**Task instructions:** From the entries below, copy every line where the string "this" appears.

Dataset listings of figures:
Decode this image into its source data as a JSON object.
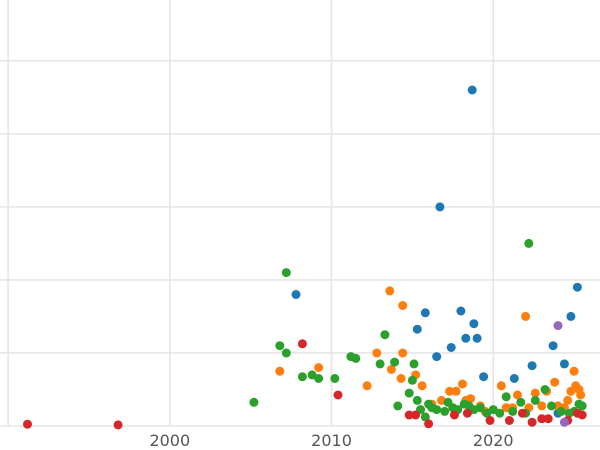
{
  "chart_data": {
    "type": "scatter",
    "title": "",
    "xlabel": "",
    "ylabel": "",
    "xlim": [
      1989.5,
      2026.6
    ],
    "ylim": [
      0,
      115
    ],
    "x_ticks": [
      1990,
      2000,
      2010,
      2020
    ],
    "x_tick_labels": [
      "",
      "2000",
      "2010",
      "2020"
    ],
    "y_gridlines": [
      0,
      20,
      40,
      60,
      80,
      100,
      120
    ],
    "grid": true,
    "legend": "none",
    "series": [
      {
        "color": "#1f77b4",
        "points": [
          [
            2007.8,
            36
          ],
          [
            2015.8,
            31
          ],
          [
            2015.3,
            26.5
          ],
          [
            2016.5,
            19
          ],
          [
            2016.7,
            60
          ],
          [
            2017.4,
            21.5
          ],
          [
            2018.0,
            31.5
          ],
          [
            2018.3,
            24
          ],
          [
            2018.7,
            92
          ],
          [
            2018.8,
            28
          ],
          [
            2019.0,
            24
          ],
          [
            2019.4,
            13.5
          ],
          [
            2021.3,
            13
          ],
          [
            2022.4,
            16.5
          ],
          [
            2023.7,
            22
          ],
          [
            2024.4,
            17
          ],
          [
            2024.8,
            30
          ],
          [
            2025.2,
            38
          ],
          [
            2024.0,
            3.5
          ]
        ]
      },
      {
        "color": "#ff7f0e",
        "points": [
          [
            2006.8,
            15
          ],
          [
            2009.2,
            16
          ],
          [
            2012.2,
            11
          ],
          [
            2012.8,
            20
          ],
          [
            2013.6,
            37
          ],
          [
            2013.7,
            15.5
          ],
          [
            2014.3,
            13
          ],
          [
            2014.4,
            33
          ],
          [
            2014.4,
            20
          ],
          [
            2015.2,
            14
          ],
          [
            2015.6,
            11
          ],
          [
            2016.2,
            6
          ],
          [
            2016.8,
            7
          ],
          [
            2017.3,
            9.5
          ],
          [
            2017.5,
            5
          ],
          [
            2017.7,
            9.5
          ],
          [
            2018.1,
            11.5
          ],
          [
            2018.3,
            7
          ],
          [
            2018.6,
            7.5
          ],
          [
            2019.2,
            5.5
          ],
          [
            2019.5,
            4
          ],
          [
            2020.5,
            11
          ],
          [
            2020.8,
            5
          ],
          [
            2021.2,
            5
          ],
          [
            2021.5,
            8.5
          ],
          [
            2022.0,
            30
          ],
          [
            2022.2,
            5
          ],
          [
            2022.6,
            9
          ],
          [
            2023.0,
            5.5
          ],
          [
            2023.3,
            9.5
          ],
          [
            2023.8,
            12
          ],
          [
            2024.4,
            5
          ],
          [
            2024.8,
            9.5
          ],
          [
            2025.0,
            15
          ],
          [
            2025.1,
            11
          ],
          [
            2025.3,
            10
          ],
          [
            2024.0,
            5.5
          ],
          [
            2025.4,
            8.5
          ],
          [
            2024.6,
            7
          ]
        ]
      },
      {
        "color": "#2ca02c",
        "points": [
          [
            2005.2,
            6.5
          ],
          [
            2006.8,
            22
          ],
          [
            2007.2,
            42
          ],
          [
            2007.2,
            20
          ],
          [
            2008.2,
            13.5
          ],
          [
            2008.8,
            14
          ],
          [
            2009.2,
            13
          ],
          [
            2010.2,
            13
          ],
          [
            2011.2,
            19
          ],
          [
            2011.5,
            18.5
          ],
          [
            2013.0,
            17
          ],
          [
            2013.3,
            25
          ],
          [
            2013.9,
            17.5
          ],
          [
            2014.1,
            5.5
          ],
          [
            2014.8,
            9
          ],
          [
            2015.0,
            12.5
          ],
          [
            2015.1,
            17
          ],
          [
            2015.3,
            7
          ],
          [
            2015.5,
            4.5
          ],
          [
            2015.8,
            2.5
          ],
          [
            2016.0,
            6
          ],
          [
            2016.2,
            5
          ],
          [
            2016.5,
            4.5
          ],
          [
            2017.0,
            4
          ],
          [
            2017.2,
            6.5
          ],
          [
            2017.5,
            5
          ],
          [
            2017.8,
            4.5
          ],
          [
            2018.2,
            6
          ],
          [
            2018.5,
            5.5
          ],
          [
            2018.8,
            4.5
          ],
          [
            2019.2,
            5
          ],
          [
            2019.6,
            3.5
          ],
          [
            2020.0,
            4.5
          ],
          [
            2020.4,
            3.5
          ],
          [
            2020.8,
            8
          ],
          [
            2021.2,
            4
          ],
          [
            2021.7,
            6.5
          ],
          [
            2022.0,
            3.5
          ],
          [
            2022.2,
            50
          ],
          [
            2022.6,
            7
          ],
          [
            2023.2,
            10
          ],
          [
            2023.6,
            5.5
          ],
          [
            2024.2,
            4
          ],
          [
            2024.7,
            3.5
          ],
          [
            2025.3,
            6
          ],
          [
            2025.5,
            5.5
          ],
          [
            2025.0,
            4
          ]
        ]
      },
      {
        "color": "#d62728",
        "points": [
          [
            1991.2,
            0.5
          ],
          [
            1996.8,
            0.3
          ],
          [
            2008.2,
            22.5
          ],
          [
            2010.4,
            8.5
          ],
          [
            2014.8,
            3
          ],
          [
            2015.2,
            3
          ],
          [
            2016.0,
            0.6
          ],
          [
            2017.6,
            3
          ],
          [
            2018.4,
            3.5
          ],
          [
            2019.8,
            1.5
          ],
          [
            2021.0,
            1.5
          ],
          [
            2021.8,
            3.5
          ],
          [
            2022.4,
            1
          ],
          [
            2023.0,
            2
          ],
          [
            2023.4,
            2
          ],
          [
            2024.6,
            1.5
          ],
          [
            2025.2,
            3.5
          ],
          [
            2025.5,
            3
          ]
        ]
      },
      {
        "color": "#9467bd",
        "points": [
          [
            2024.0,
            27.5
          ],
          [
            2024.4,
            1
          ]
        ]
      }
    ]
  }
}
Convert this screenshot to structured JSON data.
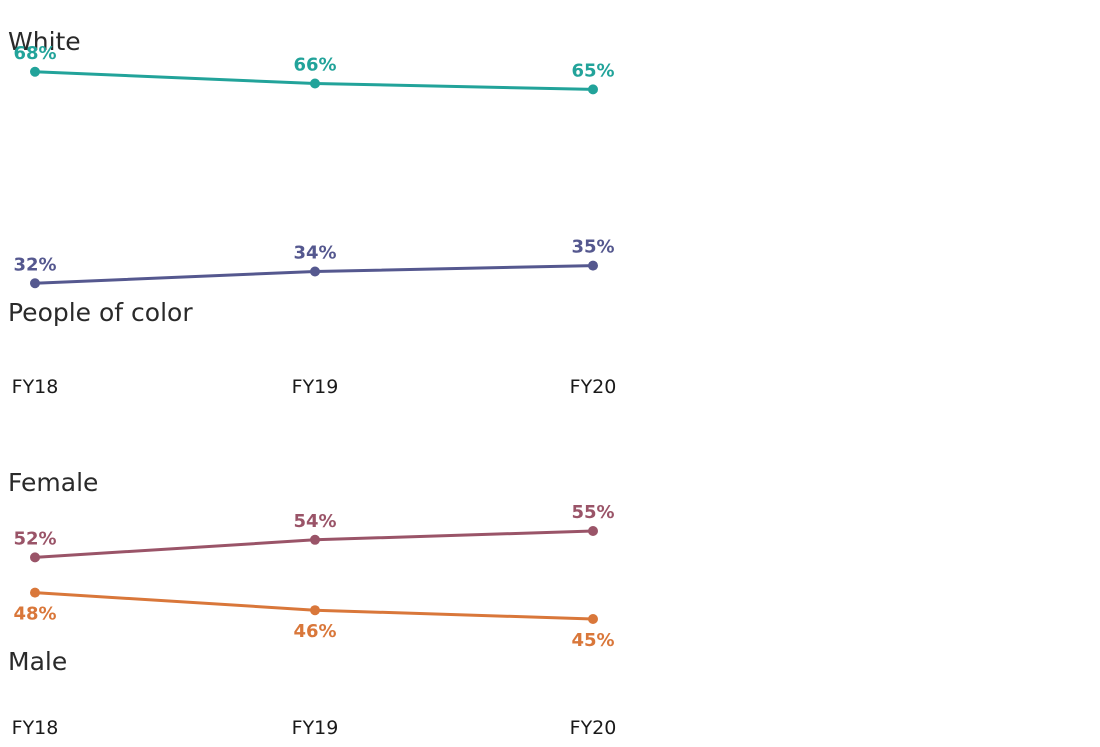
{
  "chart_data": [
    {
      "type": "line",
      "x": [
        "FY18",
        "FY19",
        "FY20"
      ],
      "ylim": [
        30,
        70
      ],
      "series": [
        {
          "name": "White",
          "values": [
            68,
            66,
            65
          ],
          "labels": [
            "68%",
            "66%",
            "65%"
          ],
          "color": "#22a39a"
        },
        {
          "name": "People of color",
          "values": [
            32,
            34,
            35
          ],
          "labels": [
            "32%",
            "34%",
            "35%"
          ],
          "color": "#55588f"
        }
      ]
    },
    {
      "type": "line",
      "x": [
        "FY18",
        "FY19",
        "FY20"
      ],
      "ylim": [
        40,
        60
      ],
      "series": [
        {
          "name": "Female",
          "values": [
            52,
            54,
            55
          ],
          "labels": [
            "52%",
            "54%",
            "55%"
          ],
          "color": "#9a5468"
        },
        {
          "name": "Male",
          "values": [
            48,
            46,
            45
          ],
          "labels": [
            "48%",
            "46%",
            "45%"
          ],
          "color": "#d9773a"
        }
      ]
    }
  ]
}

**Task output:**
Decode this image into its source data as a JSON object.
Convert this screenshot to structured JSON data.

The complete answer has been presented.